■ Problem description
In the data, extract each line that holds the string "type".

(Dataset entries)
.....
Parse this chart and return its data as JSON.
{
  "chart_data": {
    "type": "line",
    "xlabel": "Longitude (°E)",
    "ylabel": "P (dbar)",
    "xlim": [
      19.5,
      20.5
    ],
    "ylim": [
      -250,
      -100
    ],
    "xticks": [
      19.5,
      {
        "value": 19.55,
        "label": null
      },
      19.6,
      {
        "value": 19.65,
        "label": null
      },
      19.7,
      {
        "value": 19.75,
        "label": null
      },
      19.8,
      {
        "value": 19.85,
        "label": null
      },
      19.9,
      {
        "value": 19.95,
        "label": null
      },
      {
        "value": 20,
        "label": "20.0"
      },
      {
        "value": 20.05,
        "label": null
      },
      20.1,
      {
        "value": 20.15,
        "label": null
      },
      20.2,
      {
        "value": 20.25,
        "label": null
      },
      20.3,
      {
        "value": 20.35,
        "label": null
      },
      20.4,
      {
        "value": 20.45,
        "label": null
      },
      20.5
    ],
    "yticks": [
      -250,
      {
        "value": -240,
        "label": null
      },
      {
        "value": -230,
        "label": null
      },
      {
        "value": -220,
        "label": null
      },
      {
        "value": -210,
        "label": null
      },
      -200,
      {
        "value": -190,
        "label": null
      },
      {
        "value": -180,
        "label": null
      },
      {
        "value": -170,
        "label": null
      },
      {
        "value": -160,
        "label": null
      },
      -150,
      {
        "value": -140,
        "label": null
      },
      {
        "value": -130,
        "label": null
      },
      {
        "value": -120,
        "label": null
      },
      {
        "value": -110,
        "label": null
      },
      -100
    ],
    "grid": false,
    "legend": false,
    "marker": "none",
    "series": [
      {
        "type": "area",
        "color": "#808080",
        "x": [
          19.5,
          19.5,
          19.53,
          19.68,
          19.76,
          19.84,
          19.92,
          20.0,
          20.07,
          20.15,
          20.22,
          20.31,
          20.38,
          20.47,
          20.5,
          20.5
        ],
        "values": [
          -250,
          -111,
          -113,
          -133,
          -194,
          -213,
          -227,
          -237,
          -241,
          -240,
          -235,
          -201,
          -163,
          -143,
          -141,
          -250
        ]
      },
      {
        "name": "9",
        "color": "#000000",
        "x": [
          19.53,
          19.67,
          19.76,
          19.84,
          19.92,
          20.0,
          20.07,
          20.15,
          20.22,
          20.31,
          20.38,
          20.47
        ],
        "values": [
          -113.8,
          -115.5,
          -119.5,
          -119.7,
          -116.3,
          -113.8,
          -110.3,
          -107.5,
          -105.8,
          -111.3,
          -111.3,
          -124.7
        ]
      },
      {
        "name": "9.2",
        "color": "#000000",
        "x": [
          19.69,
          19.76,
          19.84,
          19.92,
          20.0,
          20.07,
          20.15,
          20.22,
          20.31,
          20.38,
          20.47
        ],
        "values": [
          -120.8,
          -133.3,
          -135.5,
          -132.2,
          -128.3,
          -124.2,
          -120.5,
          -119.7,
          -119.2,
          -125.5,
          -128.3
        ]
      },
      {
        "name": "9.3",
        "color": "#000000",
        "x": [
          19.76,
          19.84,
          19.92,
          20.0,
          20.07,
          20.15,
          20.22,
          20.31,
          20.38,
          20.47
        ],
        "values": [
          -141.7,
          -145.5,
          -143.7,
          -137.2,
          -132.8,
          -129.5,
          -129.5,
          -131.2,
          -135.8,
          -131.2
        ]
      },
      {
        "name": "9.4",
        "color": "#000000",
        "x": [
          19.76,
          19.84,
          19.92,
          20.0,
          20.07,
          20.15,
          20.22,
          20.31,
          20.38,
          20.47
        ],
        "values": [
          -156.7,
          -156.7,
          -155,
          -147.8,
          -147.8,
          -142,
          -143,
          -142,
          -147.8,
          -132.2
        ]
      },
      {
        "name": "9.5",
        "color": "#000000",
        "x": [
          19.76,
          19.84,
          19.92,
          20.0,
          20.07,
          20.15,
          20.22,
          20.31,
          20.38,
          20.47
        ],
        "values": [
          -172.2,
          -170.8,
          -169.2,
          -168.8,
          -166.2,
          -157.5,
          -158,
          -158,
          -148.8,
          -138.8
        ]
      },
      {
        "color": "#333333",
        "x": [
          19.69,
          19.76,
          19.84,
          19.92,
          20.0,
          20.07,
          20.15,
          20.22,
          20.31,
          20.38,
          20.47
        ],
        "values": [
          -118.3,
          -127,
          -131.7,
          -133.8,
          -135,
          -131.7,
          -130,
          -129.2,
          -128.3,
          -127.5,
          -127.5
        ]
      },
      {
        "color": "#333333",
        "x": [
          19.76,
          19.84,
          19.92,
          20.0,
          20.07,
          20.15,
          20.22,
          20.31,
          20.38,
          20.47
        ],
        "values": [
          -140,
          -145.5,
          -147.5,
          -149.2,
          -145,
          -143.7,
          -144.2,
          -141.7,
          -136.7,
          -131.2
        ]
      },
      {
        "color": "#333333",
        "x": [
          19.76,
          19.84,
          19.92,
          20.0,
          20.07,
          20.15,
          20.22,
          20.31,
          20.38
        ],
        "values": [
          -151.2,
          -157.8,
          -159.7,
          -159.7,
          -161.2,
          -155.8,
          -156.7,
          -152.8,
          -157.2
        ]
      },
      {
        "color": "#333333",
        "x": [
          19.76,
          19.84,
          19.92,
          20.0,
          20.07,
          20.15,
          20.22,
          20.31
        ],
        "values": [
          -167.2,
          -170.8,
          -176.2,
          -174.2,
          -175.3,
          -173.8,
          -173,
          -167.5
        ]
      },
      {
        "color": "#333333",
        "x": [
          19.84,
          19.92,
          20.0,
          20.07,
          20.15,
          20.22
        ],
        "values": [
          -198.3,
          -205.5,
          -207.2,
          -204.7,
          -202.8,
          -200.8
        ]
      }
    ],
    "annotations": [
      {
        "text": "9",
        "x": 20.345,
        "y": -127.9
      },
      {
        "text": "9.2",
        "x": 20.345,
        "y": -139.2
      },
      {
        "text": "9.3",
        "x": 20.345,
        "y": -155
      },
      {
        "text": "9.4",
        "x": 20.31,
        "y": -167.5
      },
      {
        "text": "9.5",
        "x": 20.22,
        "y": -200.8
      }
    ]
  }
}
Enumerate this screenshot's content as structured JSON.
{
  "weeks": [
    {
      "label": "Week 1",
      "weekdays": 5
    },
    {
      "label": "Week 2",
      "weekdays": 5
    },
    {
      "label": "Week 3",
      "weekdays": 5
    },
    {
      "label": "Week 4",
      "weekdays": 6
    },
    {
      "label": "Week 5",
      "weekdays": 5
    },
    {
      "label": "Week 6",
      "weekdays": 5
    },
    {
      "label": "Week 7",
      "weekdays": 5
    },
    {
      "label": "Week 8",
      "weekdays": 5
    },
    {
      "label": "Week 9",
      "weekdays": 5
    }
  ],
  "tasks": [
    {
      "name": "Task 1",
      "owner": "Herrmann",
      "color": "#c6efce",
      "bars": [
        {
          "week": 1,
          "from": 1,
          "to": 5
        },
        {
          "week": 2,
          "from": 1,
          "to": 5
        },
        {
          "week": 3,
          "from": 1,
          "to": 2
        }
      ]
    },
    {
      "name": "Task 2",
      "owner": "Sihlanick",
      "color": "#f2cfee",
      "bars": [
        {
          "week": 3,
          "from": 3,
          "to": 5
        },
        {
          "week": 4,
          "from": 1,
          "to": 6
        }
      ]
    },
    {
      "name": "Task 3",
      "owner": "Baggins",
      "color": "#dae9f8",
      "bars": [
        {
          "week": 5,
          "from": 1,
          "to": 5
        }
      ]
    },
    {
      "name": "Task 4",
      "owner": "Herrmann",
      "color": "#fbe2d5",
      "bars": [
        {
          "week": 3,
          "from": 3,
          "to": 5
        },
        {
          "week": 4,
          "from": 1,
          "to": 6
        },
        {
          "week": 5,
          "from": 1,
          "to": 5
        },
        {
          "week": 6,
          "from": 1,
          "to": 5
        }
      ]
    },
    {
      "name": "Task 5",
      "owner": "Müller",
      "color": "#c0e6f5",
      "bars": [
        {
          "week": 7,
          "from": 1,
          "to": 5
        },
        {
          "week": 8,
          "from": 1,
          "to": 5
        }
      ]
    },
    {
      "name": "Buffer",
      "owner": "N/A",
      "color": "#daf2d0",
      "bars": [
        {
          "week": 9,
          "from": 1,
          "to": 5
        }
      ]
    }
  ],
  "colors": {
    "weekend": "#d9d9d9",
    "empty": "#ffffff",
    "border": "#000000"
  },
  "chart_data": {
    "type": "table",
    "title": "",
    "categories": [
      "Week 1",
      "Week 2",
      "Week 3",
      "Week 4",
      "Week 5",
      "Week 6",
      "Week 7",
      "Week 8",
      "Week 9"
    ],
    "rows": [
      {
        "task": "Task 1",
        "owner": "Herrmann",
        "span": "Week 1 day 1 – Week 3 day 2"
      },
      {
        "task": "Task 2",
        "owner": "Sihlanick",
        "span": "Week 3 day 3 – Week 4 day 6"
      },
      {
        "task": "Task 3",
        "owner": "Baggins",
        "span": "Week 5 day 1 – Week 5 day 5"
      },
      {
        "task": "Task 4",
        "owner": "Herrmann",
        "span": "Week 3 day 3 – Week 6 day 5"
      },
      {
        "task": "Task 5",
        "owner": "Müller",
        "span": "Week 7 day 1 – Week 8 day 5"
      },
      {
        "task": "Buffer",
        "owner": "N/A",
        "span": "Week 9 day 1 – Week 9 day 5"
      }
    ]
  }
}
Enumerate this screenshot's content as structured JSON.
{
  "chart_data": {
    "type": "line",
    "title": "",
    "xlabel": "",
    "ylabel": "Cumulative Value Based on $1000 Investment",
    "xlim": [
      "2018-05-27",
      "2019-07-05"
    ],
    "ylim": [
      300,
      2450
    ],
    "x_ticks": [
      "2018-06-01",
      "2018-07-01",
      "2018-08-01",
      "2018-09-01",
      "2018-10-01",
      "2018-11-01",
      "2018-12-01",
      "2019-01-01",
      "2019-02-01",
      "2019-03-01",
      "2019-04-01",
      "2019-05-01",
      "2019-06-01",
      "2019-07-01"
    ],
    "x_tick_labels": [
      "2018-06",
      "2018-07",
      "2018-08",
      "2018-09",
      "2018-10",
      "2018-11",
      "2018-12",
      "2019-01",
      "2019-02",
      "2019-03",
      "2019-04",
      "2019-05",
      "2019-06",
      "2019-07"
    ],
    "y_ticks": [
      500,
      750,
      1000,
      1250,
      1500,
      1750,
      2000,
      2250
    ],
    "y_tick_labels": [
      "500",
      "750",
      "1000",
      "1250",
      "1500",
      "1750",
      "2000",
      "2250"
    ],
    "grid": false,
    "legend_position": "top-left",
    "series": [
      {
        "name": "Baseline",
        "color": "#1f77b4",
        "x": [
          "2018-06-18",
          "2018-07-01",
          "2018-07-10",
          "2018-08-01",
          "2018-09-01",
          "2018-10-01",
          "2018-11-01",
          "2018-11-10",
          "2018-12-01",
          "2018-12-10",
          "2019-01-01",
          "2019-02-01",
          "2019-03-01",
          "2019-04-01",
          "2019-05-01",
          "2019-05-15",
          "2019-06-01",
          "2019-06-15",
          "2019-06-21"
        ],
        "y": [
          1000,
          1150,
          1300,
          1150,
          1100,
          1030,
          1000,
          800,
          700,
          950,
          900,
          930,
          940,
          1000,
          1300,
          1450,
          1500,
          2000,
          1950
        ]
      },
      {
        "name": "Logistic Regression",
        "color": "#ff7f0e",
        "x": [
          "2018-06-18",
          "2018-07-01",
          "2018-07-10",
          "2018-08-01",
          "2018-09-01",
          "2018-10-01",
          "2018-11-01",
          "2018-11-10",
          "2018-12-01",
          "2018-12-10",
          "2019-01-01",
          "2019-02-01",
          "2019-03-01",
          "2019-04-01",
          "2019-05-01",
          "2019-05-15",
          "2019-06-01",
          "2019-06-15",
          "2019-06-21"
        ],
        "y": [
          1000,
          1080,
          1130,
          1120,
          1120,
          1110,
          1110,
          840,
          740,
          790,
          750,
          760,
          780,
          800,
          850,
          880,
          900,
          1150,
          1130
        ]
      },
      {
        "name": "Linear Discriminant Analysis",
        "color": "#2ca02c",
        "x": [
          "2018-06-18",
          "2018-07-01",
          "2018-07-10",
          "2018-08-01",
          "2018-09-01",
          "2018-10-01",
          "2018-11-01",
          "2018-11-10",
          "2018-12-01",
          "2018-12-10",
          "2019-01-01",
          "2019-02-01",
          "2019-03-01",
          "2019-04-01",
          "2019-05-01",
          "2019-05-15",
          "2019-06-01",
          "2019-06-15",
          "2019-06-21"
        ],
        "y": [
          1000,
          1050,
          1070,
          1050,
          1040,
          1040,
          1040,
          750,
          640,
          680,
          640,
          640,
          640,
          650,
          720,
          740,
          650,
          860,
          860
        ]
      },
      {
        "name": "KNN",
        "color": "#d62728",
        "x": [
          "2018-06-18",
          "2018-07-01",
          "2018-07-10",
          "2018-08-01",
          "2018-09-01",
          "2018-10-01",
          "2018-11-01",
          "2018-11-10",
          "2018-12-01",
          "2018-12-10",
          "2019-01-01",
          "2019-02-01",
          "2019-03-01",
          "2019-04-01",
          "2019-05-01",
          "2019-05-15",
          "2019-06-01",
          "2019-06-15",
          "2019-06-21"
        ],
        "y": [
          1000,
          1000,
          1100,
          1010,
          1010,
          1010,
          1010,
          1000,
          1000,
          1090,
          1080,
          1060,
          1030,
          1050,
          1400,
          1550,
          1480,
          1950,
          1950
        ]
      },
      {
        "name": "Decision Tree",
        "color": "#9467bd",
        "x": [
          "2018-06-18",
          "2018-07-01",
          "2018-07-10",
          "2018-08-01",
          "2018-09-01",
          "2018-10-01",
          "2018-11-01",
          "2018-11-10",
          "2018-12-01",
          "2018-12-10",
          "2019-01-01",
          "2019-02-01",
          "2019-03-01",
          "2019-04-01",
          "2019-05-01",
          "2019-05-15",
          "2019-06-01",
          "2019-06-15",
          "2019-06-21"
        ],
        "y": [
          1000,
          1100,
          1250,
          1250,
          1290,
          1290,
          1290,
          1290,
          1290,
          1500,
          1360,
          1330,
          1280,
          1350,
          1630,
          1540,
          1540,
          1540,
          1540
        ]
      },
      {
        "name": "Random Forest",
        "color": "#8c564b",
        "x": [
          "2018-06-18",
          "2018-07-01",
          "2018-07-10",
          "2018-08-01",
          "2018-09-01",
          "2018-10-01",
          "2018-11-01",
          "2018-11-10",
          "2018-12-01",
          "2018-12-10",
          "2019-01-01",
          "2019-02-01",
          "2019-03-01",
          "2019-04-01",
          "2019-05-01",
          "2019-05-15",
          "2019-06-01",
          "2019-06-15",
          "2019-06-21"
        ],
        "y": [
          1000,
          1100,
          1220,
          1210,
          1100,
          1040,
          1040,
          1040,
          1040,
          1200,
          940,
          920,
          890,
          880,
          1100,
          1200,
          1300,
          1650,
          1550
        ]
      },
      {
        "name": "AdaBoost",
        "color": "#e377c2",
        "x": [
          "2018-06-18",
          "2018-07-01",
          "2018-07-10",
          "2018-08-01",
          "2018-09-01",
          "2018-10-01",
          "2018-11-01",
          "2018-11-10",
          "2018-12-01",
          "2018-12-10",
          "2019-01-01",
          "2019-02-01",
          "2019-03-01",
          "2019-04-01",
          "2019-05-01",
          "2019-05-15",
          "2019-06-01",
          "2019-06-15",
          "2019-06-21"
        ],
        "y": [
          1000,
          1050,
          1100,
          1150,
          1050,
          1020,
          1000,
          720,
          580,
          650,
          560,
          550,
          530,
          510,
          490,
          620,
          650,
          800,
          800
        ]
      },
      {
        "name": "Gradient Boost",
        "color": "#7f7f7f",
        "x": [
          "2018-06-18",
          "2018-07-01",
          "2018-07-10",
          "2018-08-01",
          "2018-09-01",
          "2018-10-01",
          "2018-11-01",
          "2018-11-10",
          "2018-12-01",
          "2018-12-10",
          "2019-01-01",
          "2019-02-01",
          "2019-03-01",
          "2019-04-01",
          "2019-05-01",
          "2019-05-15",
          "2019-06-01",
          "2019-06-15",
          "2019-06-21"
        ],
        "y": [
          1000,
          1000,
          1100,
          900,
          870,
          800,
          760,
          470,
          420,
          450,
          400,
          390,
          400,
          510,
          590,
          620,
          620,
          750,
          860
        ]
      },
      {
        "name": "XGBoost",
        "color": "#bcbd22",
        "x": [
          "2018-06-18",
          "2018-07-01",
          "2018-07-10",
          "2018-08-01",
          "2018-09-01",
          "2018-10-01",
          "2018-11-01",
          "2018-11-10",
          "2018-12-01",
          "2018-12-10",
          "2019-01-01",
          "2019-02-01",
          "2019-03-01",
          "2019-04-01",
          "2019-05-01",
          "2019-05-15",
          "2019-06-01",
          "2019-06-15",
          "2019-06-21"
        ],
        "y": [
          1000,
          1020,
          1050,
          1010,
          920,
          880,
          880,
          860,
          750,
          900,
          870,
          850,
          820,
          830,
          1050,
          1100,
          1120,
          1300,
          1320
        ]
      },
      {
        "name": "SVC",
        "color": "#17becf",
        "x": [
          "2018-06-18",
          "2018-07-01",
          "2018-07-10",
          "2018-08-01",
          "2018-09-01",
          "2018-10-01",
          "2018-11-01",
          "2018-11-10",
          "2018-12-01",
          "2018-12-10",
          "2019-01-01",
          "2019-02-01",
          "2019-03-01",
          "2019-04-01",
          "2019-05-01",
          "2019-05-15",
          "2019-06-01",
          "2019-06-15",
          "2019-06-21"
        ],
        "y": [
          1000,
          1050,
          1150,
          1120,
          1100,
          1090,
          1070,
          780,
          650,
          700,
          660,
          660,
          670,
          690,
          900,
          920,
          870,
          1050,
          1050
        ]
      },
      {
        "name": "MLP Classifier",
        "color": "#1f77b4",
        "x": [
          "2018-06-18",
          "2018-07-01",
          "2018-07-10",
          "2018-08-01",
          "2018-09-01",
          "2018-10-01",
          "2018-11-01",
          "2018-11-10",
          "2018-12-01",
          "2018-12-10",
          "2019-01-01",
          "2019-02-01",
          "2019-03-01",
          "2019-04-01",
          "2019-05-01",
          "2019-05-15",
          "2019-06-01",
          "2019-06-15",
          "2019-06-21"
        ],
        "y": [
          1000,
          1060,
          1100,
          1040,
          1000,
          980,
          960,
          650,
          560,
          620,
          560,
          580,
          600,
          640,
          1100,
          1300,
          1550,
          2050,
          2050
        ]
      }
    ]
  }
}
.....
■ Result for this exercise
    "type": "line",
        "type": "area",
    "type": "table",
    "type": "line",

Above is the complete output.